You can simply be in love with the world.
But for a long time, I didn’t really believe that.
I felt I needed to do something really “important” with my life. I needed to produce some great work, or have the most amazing relationships, or achieve some heroic feat.
I believed that I needed to do something important in order to be worthy of existence. If I was worthy of existence, in turn, that meant that I would be loved. Love was something I had to earn.
But love is a felt experience. It encompasses mind & body. The experiences of receiving love & giving love, being loved vs loving, are very similar. Many people say they are seeking to be loved, but what they actually want to do is love. The good news is that is always available. There is always something to love, if you’re skilled enough.
The happy coincidence here is that loving well is the most important work you can do. The act of appreciation is a creative act, no matter what form it takes. If you orient towards love, you will create love, no matter what. It might not be on the most obvious scale, it might not have the most obvious impact, but it’s there.
Think of the love that a grandfather has for his granddaughter, which doesn’t manifest fully until years later, when she’s able to access a quiet confidence with herself, a knowing that someone loved her so deeply. Can you measure the impact of that kind of love? Maybe if you pay attention. But then an echo of that same love gets passed to her daughter, and her granddaughter, and so on. It unfolds over centuries. Is that not a great work?

(Labeled region entries)
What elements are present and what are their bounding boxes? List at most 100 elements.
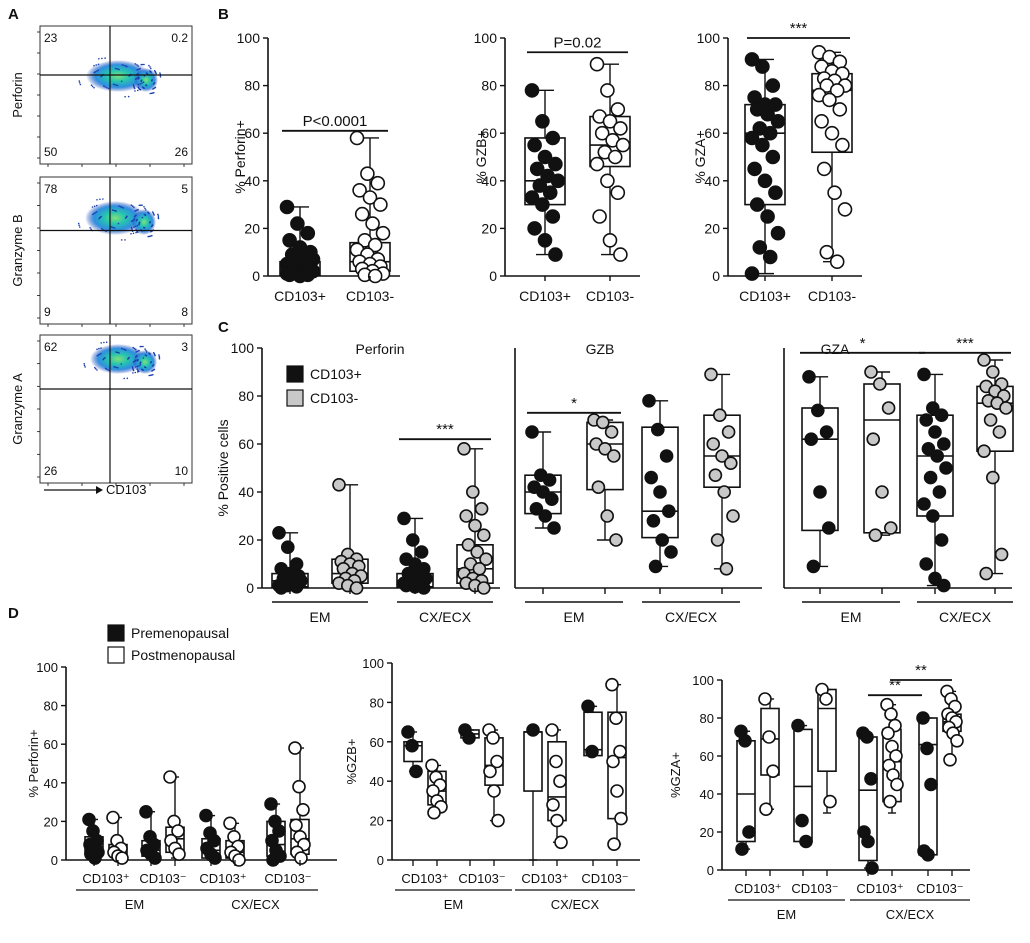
flow-event-dot — [83, 363, 85, 365]
data-point — [537, 149, 553, 165]
data-point — [864, 771, 878, 786]
data-point — [650, 422, 665, 437]
data-point — [532, 178, 548, 193]
data-point — [726, 509, 740, 523]
legend-label: CD103- — [310, 390, 359, 406]
data-point — [606, 449, 621, 463]
flow-event-dot — [106, 368, 108, 371]
flow-event-dot — [143, 213, 146, 216]
flow-event-dot — [96, 369, 98, 371]
flow-density-cloud — [133, 350, 157, 374]
data-point — [139, 804, 153, 819]
data-point — [659, 449, 674, 463]
flow-event-dot — [96, 348, 98, 351]
data-point — [272, 824, 286, 838]
data-point — [486, 731, 500, 745]
significance-label: *** — [956, 335, 974, 352]
y-tick-label: 40 — [700, 787, 714, 802]
flow-event-dot — [148, 352, 150, 354]
flow-event-dot — [124, 95, 126, 98]
significance-label: *** — [790, 20, 808, 37]
y-axis-label: %GZB+ — [344, 739, 359, 785]
y-tick-label: 20 — [238, 532, 254, 548]
flow-event-dot — [138, 204, 141, 207]
flow-event-dot — [98, 217, 100, 220]
y-tick-label: 40 — [481, 173, 497, 189]
y-tick-label: 100 — [697, 30, 721, 46]
data-point — [884, 707, 898, 722]
data-point — [819, 425, 834, 439]
flow-event-dot — [121, 64, 124, 66]
data-point — [592, 209, 607, 224]
data-point — [367, 237, 383, 253]
data-point — [554, 835, 568, 850]
flow-event-dot — [149, 66, 151, 68]
data-point — [919, 557, 934, 571]
data-point — [977, 444, 991, 459]
legend-swatch — [107, 646, 125, 664]
flow-event-dot — [97, 69, 100, 72]
group-label: CX/ECX — [551, 897, 600, 912]
y-tick-label: 80 — [700, 711, 714, 726]
data-point — [917, 497, 931, 511]
flow-event-dot — [120, 347, 123, 350]
data-point — [115, 851, 129, 865]
flow-event-dot — [135, 359, 137, 361]
flow-event-dot — [154, 86, 157, 89]
data-point — [985, 365, 1000, 379]
data-point — [744, 266, 760, 281]
flow-q-upper-left: 78 — [44, 182, 58, 196]
flow-event-dot — [141, 204, 143, 206]
data-point — [758, 692, 772, 706]
flow-y-label: Granzyme A — [10, 373, 25, 445]
flow-event-dot — [122, 348, 124, 350]
data-point — [762, 730, 776, 744]
flow-event-dot — [93, 212, 95, 215]
flow-plot-frame — [39, 176, 193, 325]
flow-event-dot — [127, 95, 130, 98]
data-point — [595, 415, 610, 430]
data-point — [747, 161, 762, 177]
flow-event-dot — [114, 366, 116, 368]
data-point — [600, 509, 615, 523]
data-point — [738, 733, 752, 748]
data-point — [950, 733, 964, 748]
flow-event-dot — [96, 355, 99, 357]
data-point — [936, 578, 951, 593]
panel-letter-d: D — [8, 605, 19, 622]
flow-event-dot — [120, 363, 122, 365]
flow-event-dot — [115, 84, 117, 86]
flow-event-dot — [139, 345, 142, 348]
data-point — [934, 408, 949, 423]
flow-event-dot — [133, 218, 136, 220]
flow-event-dot — [122, 207, 125, 209]
flow-event-dot — [138, 364, 140, 367]
data-point — [939, 461, 953, 475]
data-point — [644, 470, 659, 485]
data-point — [106, 810, 120, 825]
flow-event-dot — [135, 220, 138, 222]
x-category-label: CD103⁻ — [264, 871, 311, 886]
data-point — [459, 509, 474, 523]
flow-event-dot — [97, 63, 100, 66]
group-label: CX/ECX — [939, 609, 992, 625]
flow-event-dot — [145, 209, 147, 211]
y-tick-label: 60 — [44, 737, 58, 752]
data-point — [883, 521, 898, 535]
group-label: EM — [564, 609, 585, 625]
significance-label: ** — [915, 662, 927, 679]
flow-event-dot — [98, 58, 100, 60]
data-point — [491, 813, 505, 828]
data-point — [332, 477, 346, 492]
flow-event-dot — [95, 211, 98, 213]
flow-event-dot — [95, 204, 98, 207]
data-point — [883, 794, 897, 809]
data-point — [865, 861, 879, 875]
data-point — [545, 723, 559, 737]
flow-event-dot — [133, 85, 135, 87]
flow-event-dot — [149, 235, 152, 237]
flow-event-dot — [89, 227, 91, 229]
chart-title: GZA — [821, 341, 850, 357]
data-point — [881, 401, 896, 415]
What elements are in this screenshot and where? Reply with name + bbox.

## WORK INSTRUCTIONS
Write the next part of the essay about being in love with the world, starting right after its last sentence. These items have no connection to the essay on love above.

## WRITTEN RESPONSE
Maybe that will be your highest achievement: an afternoon spent with your grandchildren. Or maybe your great work will be the love you pour into something you write, or something you paint. Or maybe your great work will be noticing a particular bird outside your window, taking a moment to observe it, and really seeing its beauty in a way that no one else in this world ever will. Is that not creating something? Is that not worthy?
Love creates love. There really is no way to know what your important work will be, but we can trust in that principle that if we are orienting towards love, we will create beauty. The easiest way to orient towards love is just to notice what’s around you and let it in. It’s not even an effortful act. It’s not a matter of doing. It’s just about letting the beauty in.
It’s actually impossible to avoid. As I’m writing the initial draft of this essay, I’m in my car staring out at the ocean and the sun is out and it’s glittering on the water and there’s a seagull bobbing on the surface. I could look at that sight forever. I could contemplate that forever. You could spend a hundred years staring at the way the light moves on the water and still not fully appreciate its beauty. The beauty is infinite.
In Dante’s Divine Comedy, in the highest circle of heaven, the angels are circling around God eternally, in an act of constant contemplation. Their whole existence is appreciation. Their whole existence is love. I don’t think there is any other way to live.
So let yourself do that. Notice the ways you were already doing that. Notice the ways you are already in love with the world. Let that love be the creative energy that carries you forward.
It might be a heartbreaking love. It might be a love full of grief, rage, and disappointment. But that is love nonetheless. So let it in. Notice it. In the words of Mary Oliver:
You do not have to be good.
You do not have to walk on your knees
for a hundred miles through the desert, repenting.
You only have to let the soft animal of your body
love what it loves.
Tell me about despair, yours, and I will tell you mine.
Meanwhile the world goes on.
Meanwhile the sun and the clear pebbles of the rain
are moving across the landscapes,
over the prairies and the deep trees,
the mountains and the rivers.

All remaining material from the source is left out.